[Lines of data]
▬▬▬▬▬▬

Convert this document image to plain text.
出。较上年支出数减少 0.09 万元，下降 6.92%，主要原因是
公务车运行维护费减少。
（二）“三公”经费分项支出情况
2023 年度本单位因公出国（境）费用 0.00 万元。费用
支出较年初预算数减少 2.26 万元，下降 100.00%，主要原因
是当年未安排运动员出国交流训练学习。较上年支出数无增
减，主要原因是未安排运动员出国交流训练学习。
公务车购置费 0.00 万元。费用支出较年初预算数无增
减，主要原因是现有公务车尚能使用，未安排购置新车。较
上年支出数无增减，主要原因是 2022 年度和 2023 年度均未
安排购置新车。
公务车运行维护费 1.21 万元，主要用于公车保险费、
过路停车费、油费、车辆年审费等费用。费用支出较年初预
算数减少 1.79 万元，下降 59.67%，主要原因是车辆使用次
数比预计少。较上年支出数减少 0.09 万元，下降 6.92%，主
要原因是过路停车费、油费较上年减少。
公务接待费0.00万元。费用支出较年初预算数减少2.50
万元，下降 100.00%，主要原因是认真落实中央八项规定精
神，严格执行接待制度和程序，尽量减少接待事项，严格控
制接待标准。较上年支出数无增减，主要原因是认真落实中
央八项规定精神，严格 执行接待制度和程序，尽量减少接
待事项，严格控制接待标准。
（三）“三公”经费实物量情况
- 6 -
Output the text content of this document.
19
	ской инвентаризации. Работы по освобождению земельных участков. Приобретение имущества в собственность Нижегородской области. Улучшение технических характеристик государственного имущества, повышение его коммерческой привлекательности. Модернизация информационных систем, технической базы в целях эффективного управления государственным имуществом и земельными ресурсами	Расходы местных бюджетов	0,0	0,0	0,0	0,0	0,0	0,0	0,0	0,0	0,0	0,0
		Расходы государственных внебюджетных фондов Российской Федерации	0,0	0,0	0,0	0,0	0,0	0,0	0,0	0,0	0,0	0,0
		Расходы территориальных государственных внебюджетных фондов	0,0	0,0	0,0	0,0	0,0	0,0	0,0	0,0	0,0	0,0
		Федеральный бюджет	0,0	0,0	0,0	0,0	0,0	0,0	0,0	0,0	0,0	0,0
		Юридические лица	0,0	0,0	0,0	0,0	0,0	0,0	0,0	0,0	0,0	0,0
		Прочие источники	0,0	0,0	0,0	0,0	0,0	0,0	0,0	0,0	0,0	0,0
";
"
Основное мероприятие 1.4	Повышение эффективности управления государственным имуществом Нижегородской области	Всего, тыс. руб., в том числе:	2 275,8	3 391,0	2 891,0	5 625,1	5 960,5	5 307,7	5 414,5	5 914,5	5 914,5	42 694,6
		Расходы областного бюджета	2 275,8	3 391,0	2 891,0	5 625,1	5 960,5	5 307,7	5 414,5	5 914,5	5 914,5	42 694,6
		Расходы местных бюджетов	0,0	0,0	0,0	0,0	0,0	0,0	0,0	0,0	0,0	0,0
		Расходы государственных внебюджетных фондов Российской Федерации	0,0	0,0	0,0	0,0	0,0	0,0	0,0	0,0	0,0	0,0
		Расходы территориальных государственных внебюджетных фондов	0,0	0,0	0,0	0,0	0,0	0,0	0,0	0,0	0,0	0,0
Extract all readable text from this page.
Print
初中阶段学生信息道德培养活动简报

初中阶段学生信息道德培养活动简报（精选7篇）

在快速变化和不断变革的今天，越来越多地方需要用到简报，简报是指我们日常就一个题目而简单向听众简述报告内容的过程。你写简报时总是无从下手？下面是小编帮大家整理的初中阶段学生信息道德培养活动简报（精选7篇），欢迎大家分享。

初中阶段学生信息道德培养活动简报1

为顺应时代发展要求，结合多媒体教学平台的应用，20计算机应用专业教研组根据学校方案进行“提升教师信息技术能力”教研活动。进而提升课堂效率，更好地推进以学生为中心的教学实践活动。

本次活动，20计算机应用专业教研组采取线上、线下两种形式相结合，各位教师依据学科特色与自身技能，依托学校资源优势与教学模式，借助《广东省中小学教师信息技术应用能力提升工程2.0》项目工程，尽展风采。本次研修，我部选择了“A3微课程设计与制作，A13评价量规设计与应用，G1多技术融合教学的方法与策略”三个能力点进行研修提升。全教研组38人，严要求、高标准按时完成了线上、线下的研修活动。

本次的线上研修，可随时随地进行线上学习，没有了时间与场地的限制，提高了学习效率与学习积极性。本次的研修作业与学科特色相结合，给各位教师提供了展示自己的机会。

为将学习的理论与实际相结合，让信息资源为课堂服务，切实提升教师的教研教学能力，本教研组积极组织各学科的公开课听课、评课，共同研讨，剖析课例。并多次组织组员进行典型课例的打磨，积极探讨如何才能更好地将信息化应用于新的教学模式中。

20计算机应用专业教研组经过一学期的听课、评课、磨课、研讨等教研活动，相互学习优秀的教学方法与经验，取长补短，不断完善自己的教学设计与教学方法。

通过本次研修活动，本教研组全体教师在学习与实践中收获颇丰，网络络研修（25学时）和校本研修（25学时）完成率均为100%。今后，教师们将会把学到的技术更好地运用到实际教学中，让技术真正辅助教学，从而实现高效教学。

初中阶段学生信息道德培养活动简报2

▬▬▬▬▬▬

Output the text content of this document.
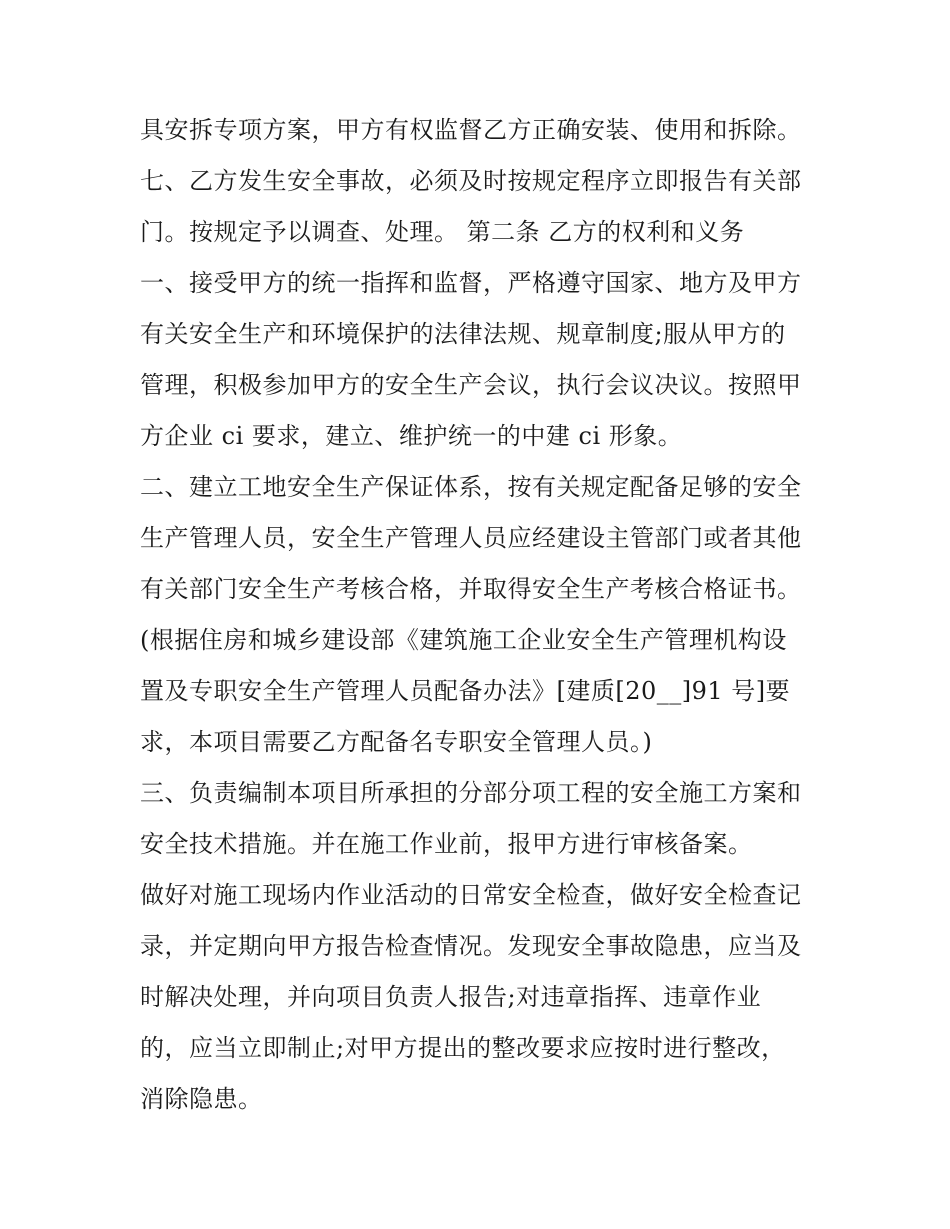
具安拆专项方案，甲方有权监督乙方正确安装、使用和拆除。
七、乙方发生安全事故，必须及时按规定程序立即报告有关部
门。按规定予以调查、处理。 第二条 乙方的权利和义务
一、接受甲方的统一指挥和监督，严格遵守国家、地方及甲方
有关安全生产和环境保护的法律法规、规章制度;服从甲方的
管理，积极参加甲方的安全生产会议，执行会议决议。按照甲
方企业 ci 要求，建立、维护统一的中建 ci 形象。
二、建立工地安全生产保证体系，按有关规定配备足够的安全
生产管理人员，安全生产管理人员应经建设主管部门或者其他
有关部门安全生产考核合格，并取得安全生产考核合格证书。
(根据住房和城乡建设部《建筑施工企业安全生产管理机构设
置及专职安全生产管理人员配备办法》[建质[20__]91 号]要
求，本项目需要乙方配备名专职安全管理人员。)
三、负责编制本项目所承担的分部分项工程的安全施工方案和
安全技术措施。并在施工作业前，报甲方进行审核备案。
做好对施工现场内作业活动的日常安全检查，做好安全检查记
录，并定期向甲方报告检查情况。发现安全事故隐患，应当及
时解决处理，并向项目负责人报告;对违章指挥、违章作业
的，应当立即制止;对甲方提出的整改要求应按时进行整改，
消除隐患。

▬▬▬▬▬▬

**TASK STATEMENT:** Copy out every line of the listing that includes the string "较上年支出数减少".

**FINISHED ANSWER:**
出。较上年支出数减少 0.09 万元，下降 6.92%，主要原因是
数比预计少。较上年支出数减少 0.09 万元，下降 6.92%，主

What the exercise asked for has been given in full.